== DATA SECTION ==

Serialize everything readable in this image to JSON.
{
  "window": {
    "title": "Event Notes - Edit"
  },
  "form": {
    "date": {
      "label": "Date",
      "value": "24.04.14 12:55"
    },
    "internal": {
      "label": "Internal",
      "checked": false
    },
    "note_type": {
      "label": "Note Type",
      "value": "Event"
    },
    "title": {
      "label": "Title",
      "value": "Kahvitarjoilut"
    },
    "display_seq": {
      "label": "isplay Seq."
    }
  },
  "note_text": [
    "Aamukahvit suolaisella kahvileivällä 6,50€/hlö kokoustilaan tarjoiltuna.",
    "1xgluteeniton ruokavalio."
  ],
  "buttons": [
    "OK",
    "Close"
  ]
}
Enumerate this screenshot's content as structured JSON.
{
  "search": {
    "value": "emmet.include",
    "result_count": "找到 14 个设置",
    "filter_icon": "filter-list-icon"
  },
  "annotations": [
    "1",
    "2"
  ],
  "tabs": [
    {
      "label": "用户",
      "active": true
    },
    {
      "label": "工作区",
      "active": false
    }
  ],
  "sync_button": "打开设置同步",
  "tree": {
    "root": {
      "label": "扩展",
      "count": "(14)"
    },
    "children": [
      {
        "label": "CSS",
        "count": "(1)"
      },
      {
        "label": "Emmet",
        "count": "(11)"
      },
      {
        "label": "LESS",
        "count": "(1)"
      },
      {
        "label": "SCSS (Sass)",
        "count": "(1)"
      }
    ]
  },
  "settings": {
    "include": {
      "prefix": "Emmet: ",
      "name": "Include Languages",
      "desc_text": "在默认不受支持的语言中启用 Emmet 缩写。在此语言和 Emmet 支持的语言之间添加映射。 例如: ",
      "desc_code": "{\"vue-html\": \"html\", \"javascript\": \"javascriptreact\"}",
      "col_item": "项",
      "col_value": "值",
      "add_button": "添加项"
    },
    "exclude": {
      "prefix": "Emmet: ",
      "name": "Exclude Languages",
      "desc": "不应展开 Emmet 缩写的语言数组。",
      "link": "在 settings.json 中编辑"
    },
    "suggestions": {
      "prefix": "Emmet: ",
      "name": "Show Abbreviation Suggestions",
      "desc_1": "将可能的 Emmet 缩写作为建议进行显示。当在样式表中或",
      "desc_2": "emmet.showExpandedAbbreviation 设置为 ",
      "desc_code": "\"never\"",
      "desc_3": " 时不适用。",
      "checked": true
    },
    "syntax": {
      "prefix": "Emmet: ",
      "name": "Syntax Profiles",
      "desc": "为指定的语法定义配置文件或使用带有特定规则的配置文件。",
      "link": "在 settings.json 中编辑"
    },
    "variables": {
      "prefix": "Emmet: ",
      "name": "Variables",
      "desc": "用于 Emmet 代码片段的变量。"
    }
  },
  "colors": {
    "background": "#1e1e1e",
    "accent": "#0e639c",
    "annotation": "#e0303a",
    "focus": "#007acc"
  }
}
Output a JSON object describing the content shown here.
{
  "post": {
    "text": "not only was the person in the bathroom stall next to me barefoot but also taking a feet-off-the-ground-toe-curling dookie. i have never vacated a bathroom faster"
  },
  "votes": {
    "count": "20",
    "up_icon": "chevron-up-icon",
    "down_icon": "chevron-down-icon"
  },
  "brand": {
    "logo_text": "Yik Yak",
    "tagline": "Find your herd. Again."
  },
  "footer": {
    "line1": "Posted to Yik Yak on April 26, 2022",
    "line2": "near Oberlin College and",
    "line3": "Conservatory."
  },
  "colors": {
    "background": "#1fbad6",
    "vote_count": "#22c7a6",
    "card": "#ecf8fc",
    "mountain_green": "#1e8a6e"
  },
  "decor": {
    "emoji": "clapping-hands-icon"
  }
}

===

GOAL OF THE EXERCISE>
Reproduce each record exactly, leaving nothing out.

EXERCISE RESULT>
Serialize everything readable in this image to JSON.
{
  "window": {
    "title": "Event Notes - Edit"
  },
  "form": {
    "date": {
      "label": "Date",
      "value": "24.04.14 12:55"
    },
    "internal": {
      "label": "Internal",
      "checked": false
    },
    "note_type": {
      "label": "Note Type",
      "value": "Event"
    },
    "title": {
      "label": "Title",
      "value": "Kahvitarjoilut"
    },
    "display_seq": {
      "label": "isplay Seq."
    }
  },
  "note_text": [
    "Aamukahvit suolaisella kahvileivällä 6,50€/hlö kokoustilaan tarjoiltuna.",
    "1xgluteeniton ruokavalio."
  ],
  "buttons": [
    "OK",
    "Close"
  ]
}
Enumerate this screenshot's content as structured JSON.
{
  "search": {
    "value": "emmet.include",
    "result_count": "找到 14 个设置",
    "filter_icon": "filter-list-icon"
  },
  "annotations": [
    "1",
    "2"
  ],
  "tabs": [
    {
      "label": "用户",
      "active": true
    },
    {
      "label": "工作区",
      "active": false
    }
  ],
  "sync_button": "打开设置同步",
  "tree": {
    "root": {
      "label": "扩展",
      "count": "(14)"
    },
    "children": [
      {
        "label": "CSS",
        "count": "(1)"
      },
      {
        "label": "Emmet",
        "count": "(11)"
      },
      {
        "label": "LESS",
        "count": "(1)"
      },
      {
        "label": "SCSS (Sass)",
        "count": "(1)"
      }
    ]
  },
  "settings": {
    "include": {
      "prefix": "Emmet: ",
      "name": "Include Languages",
      "desc_text": "在默认不受支持的语言中启用 Emmet 缩写。在此语言和 Emmet 支持的语言之间添加映射。 例如: ",
      "desc_code": "{\"vue-html\": \"html\", \"javascript\": \"javascriptreact\"}",
      "col_item": "项",
      "col_value": "值",
      "add_button": "添加项"
    },
    "exclude": {
      "prefix": "Emmet: ",
      "name": "Exclude Languages",
      "desc": "不应展开 Emmet 缩写的语言数组。",
      "link": "在 settings.json 中编辑"
    },
    "suggestions": {
      "prefix": "Emmet: ",
      "name": "Show Abbreviation Suggestions",
      "desc_1": "将可能的 Emmet 缩写作为建议进行显示。当在样式表中或",
      "desc_2": "emmet.showExpandedAbbreviation 设置为 ",
      "desc_code": "\"never\"",
      "desc_3": " 时不适用。",
      "checked": true
    },
    "syntax": {
      "prefix": "Emmet: ",
      "name": "Syntax Profiles",
      "desc": "为指定的语法定义配置文件或使用带有特定规则的配置文件。",
      "link": "在 settings.json 中编辑"
    },
    "variables": {
      "prefix": "Emmet: ",
      "name": "Variables",
      "desc": "用于 Emmet 代码片段的变量。"
    }
  },
  "colors": {
    "background": "#1e1e1e",
    "accent": "#0e639c",
    "annotation": "#e0303a",
    "focus": "#007acc"
  }
}
Output a JSON object describing the content shown here.
{
  "post": {
    "text": "not only was the person in the bathroom stall next to me barefoot but also taking a feet-off-the-ground-toe-curling dookie. i have never vacated a bathroom faster"
  },
  "votes": {
    "count": "20",
    "up_icon": "chevron-up-icon",
    "down_icon": "chevron-down-icon"
  },
  "brand": {
    "logo_text": "Yik Yak",
    "tagline": "Find your herd. Again."
  },
  "footer": {
    "line1": "Posted to Yik Yak on April 26, 2022",
    "line2": "near Oberlin College and",
    "line3": "Conservatory."
  },
  "colors": {
    "background": "#1fbad6",
    "vote_count": "#22c7a6",
    "card": "#ecf8fc",
    "mountain_green": "#1e8a6e"
  },
  "decor": {
    "emoji": "clapping-hands-icon"
  }
}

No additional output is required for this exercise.